AIM OF THE EXERCISE: Return each line of the records with nothing changed, pictures excepted.

# # #

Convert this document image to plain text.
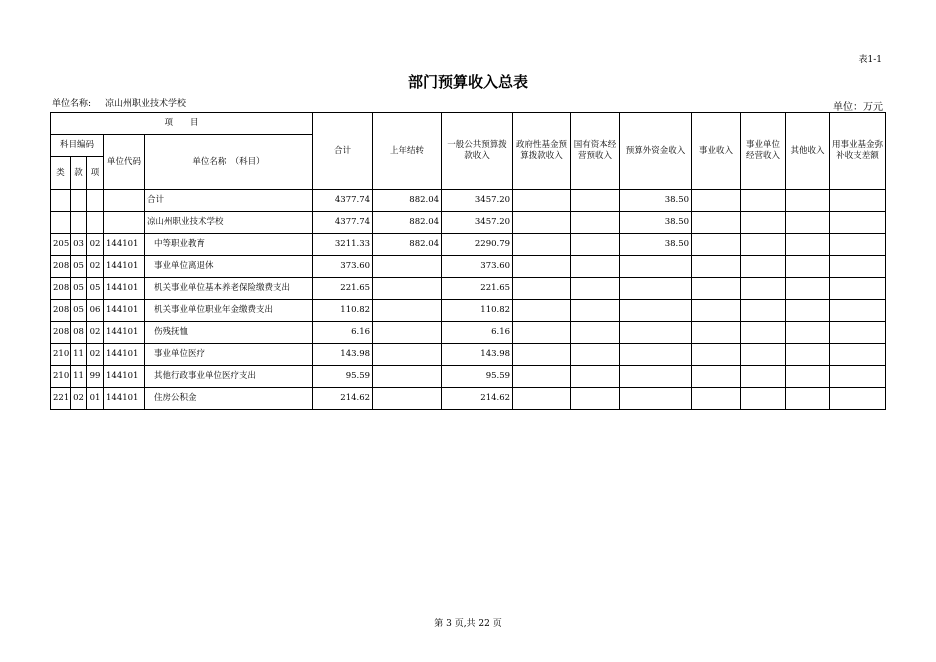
表1-1
部门预算收入总表
单位名称: 凉山州职业技术学校	单位：万元
项　　目					合计	上年结转	一般公共预算拨款收入	政府性基金预算拨款收入	国有资本经营预收入	预算外资金收入	事业收入	事业单位经营收入	其他收入	用事业基金弥补收支差额
科目编码			单位代码	单位名称　（科目）										
类	款	项												
				合计	4377.74	882.04	3457.20			38.50				
				凉山州职业技术学校	4377.74	882.04	3457.20			38.50				
205	03	02	144101	中等职业教育	3211.33	882.04	2290.79			38.50				
208	05	02	144101	事业单位离退休	373.60		373.60							
208	05	05	144101	机关事业单位基本养老保险缴费支出	221.65		221.65							
208	05	06	144101	机关事业单位职业年金缴费支出	110.82		110.82							
208	08	02	144101	伤残抚恤	6.16		6.16							
210	11	02	144101	事业单位医疗	143.98		143.98							
210	11	99	144101	其他行政事业单位医疗支出	95.59		95.59							
221	02	01	144101	住房公积金	214.62		214.62							
第 3 页,共 22 页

# # #

WRITTEN SOLUTION:
Convert this document image to plain text.
表1-1
部门预算收入总表
单位名称: 凉山州职业技术学校	单位：万元
项　　目					合计	上年结转	一般公共预算拨款收入	政府性基金预算拨款收入	国有资本经营预收入	预算外资金收入	事业收入	事业单位经营收入	其他收入	用事业基金弥补收支差额
科目编码			单位代码	单位名称　（科目）										
类	款	项												
				合计	4377.74	882.04	3457.20			38.50				
				凉山州职业技术学校	4377.74	882.04	3457.20			38.50				
205	03	02	144101	中等职业教育	3211.33	882.04	2290.79			38.50				
208	05	02	144101	事业单位离退休	373.60		373.60							
208	05	05	144101	机关事业单位基本养老保险缴费支出	221.65		221.65							
208	05	06	144101	机关事业单位职业年金缴费支出	110.82		110.82							
208	08	02	144101	伤残抚恤	6.16		6.16							
210	11	02	144101	事业单位医疗	143.98		143.98							
210	11	99	144101	其他行政事业单位医疗支出	95.59		95.59							
221	02	01	144101	住房公积金	214.62		214.62							
第 3 页,共 22 页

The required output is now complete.